What you will do → Which lines hold the word "voted"? Show each of them.

Stored records:
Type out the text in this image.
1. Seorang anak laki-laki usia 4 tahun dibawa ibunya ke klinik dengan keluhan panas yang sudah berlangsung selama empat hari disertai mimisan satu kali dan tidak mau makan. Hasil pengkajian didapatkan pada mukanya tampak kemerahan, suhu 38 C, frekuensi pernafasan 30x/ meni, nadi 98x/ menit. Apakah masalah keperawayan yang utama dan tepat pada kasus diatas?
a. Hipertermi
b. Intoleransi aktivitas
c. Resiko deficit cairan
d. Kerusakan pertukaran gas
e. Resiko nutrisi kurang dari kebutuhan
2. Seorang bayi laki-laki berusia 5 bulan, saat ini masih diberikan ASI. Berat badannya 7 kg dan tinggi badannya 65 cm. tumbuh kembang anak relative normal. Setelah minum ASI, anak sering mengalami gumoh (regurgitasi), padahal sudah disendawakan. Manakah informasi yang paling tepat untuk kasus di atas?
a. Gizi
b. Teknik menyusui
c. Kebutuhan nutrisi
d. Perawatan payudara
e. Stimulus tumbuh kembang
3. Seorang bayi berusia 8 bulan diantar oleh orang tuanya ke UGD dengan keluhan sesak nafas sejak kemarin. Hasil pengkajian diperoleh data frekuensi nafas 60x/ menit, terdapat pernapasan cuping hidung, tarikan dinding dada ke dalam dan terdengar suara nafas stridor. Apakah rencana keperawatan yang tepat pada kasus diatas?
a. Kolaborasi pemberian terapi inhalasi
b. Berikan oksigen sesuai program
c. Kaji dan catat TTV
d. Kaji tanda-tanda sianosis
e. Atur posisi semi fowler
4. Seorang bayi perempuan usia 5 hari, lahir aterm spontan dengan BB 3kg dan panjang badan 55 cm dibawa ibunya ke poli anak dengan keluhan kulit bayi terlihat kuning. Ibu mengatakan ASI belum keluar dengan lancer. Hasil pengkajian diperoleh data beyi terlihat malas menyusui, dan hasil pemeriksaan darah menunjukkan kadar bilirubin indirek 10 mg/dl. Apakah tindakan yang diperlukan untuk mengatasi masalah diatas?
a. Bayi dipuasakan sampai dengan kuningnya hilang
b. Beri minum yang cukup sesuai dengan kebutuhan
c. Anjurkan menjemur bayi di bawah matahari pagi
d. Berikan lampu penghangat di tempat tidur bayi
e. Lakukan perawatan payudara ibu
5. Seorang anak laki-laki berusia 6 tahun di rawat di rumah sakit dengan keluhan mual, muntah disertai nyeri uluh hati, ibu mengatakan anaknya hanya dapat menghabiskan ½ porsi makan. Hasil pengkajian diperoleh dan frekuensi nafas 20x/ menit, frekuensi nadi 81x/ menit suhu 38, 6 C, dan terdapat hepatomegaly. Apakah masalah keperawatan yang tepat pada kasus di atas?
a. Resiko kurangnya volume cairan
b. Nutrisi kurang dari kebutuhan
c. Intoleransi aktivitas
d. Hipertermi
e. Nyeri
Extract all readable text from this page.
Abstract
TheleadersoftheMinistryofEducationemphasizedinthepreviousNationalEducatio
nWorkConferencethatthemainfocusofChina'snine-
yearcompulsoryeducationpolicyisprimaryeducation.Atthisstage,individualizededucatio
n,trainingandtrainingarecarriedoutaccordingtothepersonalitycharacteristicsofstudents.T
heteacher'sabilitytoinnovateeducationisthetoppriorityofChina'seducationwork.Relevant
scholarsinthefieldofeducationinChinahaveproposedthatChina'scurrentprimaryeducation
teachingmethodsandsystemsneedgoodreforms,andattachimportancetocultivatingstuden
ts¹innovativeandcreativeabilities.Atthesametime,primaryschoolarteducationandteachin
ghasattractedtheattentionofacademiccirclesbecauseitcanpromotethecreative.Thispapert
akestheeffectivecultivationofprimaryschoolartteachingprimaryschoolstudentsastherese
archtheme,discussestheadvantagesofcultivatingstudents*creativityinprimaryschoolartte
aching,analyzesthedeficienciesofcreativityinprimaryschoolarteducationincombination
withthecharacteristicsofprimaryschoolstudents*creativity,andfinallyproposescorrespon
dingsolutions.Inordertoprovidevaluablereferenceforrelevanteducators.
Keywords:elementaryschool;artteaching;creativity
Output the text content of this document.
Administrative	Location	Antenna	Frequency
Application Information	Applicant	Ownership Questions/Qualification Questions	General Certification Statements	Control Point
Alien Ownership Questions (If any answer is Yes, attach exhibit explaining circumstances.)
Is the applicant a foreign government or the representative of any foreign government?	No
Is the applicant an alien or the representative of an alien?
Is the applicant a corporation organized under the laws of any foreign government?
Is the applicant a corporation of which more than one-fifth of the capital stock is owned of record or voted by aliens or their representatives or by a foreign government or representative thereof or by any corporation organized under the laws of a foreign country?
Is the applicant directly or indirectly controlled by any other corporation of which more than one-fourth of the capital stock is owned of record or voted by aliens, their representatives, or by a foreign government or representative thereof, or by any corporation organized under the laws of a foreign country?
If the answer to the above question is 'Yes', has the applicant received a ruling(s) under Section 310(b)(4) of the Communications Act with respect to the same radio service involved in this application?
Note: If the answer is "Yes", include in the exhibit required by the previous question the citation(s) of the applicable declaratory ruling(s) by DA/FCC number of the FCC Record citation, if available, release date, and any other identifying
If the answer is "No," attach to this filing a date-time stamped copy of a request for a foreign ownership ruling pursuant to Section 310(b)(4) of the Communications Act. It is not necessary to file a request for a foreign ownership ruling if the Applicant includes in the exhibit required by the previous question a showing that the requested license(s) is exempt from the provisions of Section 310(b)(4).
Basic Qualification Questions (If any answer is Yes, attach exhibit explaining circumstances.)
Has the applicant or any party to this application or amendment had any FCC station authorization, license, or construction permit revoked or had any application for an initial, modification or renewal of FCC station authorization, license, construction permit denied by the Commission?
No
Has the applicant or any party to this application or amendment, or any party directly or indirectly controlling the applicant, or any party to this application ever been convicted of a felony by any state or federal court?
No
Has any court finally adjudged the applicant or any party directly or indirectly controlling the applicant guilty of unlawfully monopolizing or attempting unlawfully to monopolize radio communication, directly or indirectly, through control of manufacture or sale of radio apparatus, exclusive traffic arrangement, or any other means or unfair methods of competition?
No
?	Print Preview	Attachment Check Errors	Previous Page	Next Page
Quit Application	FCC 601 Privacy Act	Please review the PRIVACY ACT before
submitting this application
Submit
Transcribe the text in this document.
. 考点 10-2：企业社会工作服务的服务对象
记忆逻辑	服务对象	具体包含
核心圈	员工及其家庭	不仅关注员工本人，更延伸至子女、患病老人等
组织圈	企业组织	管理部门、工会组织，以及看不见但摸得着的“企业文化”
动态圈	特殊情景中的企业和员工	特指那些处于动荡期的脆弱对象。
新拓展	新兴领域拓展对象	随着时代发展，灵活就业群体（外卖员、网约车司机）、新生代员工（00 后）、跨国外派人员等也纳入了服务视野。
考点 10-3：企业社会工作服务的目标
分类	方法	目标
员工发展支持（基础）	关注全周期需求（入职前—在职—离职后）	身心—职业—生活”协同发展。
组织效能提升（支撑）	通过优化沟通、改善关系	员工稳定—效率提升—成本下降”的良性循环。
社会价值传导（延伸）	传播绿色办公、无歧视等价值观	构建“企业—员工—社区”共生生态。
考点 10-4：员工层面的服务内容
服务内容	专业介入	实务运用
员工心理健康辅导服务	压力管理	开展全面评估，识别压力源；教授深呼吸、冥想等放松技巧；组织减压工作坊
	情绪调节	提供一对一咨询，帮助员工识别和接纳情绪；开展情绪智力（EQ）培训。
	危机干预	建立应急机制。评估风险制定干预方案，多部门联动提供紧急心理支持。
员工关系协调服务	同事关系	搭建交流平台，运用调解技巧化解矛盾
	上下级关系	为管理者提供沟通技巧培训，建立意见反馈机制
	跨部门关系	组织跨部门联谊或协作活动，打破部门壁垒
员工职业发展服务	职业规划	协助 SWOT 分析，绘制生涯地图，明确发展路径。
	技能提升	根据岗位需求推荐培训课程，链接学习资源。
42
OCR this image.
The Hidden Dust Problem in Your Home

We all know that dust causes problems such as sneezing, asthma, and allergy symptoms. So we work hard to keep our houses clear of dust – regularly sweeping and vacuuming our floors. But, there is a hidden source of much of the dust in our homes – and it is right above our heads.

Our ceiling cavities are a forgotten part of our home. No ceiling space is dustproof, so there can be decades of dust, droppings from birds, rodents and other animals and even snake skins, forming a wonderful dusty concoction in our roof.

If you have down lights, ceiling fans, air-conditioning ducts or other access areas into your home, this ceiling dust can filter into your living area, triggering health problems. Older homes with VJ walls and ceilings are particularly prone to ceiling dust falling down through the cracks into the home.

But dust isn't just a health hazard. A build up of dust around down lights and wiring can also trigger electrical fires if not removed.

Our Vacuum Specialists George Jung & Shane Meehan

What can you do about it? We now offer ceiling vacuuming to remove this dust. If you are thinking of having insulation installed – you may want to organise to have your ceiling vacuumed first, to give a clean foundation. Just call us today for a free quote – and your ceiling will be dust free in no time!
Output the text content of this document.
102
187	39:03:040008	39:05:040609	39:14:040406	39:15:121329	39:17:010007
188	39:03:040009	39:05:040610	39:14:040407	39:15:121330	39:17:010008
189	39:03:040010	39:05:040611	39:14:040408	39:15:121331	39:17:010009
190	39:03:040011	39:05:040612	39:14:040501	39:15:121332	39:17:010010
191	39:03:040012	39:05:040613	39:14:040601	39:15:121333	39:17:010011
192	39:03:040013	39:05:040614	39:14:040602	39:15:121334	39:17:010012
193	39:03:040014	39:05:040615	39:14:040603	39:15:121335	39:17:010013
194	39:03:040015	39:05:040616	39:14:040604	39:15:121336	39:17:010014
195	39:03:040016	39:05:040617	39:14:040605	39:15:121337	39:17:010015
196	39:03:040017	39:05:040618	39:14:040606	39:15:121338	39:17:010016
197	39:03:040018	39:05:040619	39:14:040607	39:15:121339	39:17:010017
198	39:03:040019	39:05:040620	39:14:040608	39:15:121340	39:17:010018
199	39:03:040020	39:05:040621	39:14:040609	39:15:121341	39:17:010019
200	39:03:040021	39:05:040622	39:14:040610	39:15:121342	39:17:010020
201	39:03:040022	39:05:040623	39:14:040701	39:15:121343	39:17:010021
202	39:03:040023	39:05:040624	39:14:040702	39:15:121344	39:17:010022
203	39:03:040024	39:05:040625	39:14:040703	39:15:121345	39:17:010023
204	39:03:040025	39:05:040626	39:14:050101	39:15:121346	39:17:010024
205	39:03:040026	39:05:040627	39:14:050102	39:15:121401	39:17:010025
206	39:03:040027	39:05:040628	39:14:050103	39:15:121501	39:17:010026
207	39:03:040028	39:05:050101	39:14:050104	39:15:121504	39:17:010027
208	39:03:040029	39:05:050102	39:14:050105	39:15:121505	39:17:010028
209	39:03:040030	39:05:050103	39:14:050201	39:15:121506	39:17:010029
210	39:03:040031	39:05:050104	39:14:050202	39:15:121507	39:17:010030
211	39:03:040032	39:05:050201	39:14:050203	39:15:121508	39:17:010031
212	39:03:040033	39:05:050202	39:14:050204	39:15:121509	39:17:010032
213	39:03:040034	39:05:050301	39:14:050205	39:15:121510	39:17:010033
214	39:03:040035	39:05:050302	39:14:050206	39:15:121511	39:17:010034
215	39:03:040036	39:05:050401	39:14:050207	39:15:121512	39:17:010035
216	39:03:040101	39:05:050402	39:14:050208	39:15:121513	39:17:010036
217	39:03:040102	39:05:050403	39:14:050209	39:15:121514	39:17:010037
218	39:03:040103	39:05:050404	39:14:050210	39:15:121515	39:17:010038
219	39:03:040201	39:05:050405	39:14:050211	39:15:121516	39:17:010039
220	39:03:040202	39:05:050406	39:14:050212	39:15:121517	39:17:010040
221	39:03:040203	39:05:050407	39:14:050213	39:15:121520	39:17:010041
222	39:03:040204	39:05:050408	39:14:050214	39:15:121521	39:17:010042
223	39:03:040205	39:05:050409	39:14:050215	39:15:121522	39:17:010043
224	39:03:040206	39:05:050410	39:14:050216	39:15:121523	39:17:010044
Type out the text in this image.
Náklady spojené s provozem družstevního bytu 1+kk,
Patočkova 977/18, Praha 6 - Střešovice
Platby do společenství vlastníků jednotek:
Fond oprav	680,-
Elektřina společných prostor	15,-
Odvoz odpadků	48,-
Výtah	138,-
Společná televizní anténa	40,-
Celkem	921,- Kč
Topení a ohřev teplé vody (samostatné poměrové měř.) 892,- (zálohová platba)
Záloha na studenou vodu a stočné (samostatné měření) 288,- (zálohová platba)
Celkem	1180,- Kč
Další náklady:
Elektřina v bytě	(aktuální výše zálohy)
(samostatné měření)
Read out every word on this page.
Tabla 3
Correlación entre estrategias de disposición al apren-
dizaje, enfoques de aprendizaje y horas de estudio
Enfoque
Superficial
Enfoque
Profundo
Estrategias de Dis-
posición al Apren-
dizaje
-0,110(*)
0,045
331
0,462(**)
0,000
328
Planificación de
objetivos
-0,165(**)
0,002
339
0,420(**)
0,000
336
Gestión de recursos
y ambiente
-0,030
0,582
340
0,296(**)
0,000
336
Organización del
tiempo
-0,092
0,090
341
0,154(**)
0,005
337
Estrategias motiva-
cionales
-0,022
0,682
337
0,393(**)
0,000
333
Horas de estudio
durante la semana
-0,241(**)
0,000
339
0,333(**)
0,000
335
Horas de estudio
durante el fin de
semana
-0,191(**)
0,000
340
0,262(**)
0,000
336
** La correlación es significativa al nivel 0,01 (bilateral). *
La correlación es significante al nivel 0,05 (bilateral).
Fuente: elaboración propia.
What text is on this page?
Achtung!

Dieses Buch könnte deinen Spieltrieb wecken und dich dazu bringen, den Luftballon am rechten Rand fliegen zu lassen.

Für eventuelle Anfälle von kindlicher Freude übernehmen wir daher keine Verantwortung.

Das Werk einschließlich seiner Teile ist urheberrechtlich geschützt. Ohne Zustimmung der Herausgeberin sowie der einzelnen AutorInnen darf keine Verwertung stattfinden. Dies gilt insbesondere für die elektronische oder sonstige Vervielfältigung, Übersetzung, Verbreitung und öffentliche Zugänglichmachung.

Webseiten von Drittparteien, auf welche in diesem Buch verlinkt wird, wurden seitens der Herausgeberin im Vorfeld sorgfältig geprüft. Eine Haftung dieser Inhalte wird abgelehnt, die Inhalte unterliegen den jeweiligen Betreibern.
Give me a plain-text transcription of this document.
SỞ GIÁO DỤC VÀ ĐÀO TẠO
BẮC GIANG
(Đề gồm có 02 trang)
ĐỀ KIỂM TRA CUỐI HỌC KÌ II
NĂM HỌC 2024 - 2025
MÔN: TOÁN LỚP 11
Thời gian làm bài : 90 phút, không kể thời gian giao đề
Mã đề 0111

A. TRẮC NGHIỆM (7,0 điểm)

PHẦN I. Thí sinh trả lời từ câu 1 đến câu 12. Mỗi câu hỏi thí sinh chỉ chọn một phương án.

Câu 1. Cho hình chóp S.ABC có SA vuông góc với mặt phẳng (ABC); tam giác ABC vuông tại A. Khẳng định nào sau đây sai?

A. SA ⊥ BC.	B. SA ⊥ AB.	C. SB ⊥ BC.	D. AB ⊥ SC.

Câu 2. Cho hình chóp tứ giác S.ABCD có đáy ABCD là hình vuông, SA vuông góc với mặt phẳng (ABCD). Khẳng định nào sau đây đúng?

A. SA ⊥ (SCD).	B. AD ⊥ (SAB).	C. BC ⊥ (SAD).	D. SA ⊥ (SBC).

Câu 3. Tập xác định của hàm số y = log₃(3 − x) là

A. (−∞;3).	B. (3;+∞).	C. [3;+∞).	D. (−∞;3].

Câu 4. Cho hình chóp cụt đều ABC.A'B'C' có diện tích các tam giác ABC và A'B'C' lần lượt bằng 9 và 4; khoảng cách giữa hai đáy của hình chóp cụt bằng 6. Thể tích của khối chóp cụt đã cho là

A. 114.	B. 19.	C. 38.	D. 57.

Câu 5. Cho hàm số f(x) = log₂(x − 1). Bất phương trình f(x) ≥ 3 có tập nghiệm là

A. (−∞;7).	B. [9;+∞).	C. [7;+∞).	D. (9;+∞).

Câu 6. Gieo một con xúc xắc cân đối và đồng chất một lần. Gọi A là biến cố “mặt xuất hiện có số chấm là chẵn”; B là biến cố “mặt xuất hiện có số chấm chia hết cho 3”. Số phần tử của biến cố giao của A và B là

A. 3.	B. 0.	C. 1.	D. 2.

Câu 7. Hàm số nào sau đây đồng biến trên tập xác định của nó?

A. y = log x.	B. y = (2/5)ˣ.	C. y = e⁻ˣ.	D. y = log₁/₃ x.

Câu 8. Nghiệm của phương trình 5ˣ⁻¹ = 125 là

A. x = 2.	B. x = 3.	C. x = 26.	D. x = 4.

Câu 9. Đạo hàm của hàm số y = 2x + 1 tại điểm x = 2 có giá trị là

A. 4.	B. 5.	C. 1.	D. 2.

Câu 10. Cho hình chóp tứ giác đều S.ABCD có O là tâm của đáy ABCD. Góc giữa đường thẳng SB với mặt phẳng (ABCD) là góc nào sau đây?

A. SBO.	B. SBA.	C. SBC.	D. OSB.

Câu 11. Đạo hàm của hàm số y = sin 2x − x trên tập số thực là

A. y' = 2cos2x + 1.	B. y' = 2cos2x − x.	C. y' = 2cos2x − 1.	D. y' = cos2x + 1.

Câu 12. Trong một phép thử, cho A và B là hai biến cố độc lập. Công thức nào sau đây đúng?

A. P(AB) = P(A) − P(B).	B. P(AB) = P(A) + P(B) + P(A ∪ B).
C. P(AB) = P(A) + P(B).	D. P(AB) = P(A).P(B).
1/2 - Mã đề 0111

Solution for this exercise →
Is the applicant a corporation of which more than one-fifth of the capital stock is owned of record or voted by aliens or their representatives or by a foreign government or representative thereof or by any corporation organized under the laws of a foreign country?
Is the applicant directly or indirectly controlled by any other corporation of which more than one-fourth of the capital stock is owned of record or voted by aliens, their representatives, or by a foreign government or representative thereof, or by any corporation organized under the laws of a foreign country?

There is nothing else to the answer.